WHAT IS EXPECTED —
Your task is to print every entry below exactly as given.
***** EXTRACTED MATERIAL *****
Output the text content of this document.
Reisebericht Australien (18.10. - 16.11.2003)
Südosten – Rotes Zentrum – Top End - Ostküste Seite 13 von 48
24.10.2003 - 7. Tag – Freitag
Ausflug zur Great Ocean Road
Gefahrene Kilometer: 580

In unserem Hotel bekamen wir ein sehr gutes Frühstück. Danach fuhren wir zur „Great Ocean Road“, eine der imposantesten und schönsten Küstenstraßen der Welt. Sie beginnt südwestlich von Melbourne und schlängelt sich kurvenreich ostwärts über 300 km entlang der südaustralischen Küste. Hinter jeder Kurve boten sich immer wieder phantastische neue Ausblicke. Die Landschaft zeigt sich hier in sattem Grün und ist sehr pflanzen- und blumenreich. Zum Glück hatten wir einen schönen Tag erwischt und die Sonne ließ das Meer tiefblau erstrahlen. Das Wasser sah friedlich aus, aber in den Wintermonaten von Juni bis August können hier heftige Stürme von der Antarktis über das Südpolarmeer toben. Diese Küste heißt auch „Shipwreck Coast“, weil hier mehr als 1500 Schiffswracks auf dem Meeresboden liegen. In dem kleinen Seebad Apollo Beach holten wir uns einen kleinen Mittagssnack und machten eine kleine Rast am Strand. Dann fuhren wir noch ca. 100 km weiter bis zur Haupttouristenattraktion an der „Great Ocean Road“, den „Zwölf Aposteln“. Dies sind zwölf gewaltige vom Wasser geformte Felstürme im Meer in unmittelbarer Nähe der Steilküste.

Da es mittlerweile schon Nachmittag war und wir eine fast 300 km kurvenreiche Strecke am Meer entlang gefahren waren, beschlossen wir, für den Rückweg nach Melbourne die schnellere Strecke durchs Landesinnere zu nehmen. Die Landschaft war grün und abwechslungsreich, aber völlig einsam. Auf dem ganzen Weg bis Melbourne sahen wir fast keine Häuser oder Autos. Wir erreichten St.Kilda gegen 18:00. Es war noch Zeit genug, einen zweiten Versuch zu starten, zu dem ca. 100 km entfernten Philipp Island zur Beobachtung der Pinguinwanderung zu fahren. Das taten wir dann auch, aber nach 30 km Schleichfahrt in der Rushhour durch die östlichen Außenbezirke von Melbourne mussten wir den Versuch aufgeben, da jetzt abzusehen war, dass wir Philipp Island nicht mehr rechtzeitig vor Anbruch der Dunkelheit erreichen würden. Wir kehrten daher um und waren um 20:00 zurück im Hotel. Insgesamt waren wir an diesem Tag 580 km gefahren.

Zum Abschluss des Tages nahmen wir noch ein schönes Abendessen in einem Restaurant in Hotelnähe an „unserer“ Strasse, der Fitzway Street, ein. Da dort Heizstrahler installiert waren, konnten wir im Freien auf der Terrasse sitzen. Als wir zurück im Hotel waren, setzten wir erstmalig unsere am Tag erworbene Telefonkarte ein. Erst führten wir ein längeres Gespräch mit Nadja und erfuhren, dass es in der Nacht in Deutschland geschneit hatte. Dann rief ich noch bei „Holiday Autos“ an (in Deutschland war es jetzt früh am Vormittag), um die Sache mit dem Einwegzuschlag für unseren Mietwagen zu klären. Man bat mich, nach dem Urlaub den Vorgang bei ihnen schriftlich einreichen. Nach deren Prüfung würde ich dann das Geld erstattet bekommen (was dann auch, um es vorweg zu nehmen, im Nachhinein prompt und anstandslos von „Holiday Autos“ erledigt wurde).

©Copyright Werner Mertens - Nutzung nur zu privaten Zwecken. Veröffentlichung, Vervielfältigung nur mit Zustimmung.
*****
THE SOLUTION —
Output the text content of this document.
Reisebericht Australien (18.10. - 16.11.2003)
Südosten – Rotes Zentrum – Top End - Ostküste Seite 13 von 48
24.10.2003 - 7. Tag – Freitag
Ausflug zur Great Ocean Road
Gefahrene Kilometer: 580

In unserem Hotel bekamen wir ein sehr gutes Frühstück. Danach fuhren wir zur „Great Ocean Road“, eine der imposantesten und schönsten Küstenstraßen der Welt. Sie beginnt südwestlich von Melbourne und schlängelt sich kurvenreich ostwärts über 300 km entlang der südaustralischen Küste. Hinter jeder Kurve boten sich immer wieder phantastische neue Ausblicke. Die Landschaft zeigt sich hier in sattem Grün und ist sehr pflanzen- und blumenreich. Zum Glück hatten wir einen schönen Tag erwischt und die Sonne ließ das Meer tiefblau erstrahlen. Das Wasser sah friedlich aus, aber in den Wintermonaten von Juni bis August können hier heftige Stürme von der Antarktis über das Südpolarmeer toben. Diese Küste heißt auch „Shipwreck Coast“, weil hier mehr als 1500 Schiffswracks auf dem Meeresboden liegen. In dem kleinen Seebad Apollo Beach holten wir uns einen kleinen Mittagssnack und machten eine kleine Rast am Strand. Dann fuhren wir noch ca. 100 km weiter bis zur Haupttouristenattraktion an der „Great Ocean Road“, den „Zwölf Aposteln“. Dies sind zwölf gewaltige vom Wasser geformte Felstürme im Meer in unmittelbarer Nähe der Steilküste.

Da es mittlerweile schon Nachmittag war und wir eine fast 300 km kurvenreiche Strecke am Meer entlang gefahren waren, beschlossen wir, für den Rückweg nach Melbourne die schnellere Strecke durchs Landesinnere zu nehmen. Die Landschaft war grün und abwechslungsreich, aber völlig einsam. Auf dem ganzen Weg bis Melbourne sahen wir fast keine Häuser oder Autos. Wir erreichten St.Kilda gegen 18:00. Es war noch Zeit genug, einen zweiten Versuch zu starten, zu dem ca. 100 km entfernten Philipp Island zur Beobachtung der Pinguinwanderung zu fahren. Das taten wir dann auch, aber nach 30 km Schleichfahrt in der Rushhour durch die östlichen Außenbezirke von Melbourne mussten wir den Versuch aufgeben, da jetzt abzusehen war, dass wir Philipp Island nicht mehr rechtzeitig vor Anbruch der Dunkelheit erreichen würden. Wir kehrten daher um und waren um 20:00 zurück im Hotel. Insgesamt waren wir an diesem Tag 580 km gefahren.

Zum Abschluss des Tages nahmen wir noch ein schönes Abendessen in einem Restaurant in Hotelnähe an „unserer“ Strasse, der Fitzway Street, ein. Da dort Heizstrahler installiert waren, konnten wir im Freien auf der Terrasse sitzen. Als wir zurück im Hotel waren, setzten wir erstmalig unsere am Tag erworbene Telefonkarte ein. Erst führten wir ein längeres Gespräch mit Nadja und erfuhren, dass es in der Nacht in Deutschland geschneit hatte. Dann rief ich noch bei „Holiday Autos“ an (in Deutschland war es jetzt früh am Vormittag), um die Sache mit dem Einwegzuschlag für unseren Mietwagen zu klären. Man bat mich, nach dem Urlaub den Vorgang bei ihnen schriftlich einreichen. Nach deren Prüfung würde ich dann das Geld erstattet bekommen (was dann auch, um es vorweg zu nehmen, im Nachhinein prompt und anstandslos von „Holiday Autos“ erledigt wurde).

©Copyright Werner Mertens - Nutzung nur zu privaten Zwecken. Veröffentlichung, Vervielfältigung nur mit Zustimmung.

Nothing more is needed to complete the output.